Part of a data file:
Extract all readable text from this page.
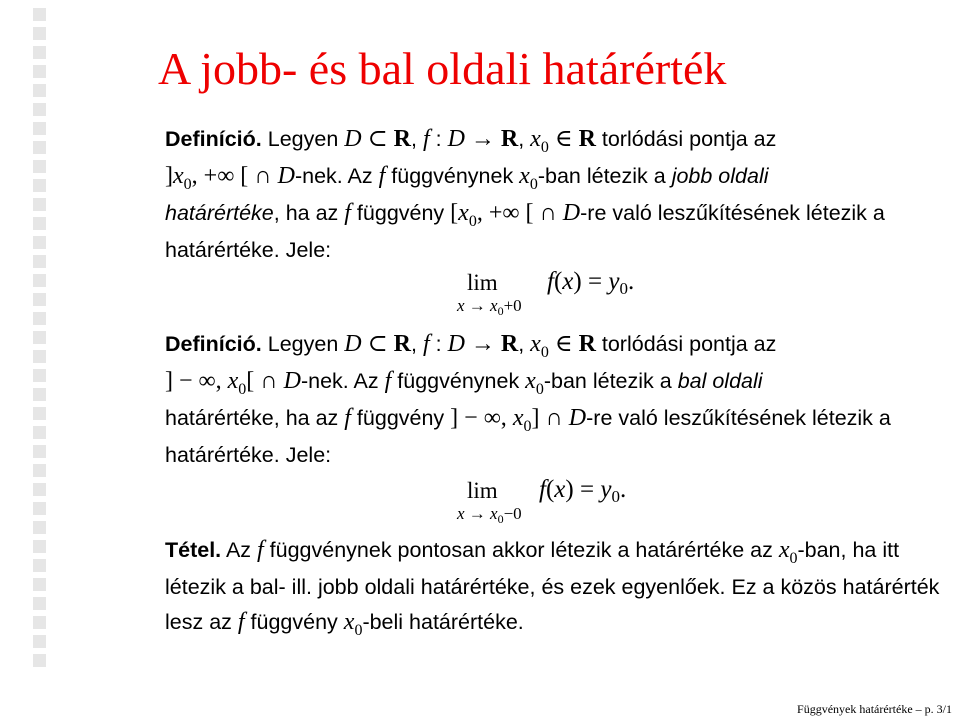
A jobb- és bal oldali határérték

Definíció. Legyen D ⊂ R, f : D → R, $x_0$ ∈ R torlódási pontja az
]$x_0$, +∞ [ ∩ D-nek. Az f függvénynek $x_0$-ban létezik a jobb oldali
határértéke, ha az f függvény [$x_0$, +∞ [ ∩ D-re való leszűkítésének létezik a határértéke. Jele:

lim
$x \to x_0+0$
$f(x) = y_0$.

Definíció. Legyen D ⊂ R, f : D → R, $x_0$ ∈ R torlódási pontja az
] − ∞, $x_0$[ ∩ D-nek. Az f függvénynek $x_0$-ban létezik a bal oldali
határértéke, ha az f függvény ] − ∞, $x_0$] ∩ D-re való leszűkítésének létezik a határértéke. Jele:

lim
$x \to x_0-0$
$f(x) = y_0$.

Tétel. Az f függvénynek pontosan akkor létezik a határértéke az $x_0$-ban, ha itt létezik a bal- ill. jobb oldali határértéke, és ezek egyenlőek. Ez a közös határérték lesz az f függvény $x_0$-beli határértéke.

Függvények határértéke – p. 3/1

Required work | Copy all of the entries verbatim, leaving out any pictures they contain.

Exercise result |
Extract all readable text from this page.
A jobb- és bal oldali határérték

Definíció. Legyen D ⊂ R, f : D → R, $x_0$ ∈ R torlódási pontja az
]$x_0$, +∞ [ ∩ D-nek. Az f függvénynek $x_0$-ban létezik a jobb oldali
határértéke, ha az f függvény [$x_0$, +∞ [ ∩ D-re való leszűkítésének létezik a határértéke. Jele:

lim
$x \to x_0+0$
$f(x) = y_0$.

Definíció. Legyen D ⊂ R, f : D → R, $x_0$ ∈ R torlódási pontja az
] − ∞, $x_0$[ ∩ D-nek. Az f függvénynek $x_0$-ban létezik a bal oldali
határértéke, ha az f függvény ] − ∞, $x_0$] ∩ D-re való leszűkítésének létezik a határértéke. Jele:

lim
$x \to x_0-0$
$f(x) = y_0$.

Tétel. Az f függvénynek pontosan akkor létezik a határértéke az $x_0$-ban, ha itt létezik a bal- ill. jobb oldali határértéke, és ezek egyenlőek. Ez a közös határérték lesz az f függvény $x_0$-beli határértéke.

Függvények határértéke – p. 3/1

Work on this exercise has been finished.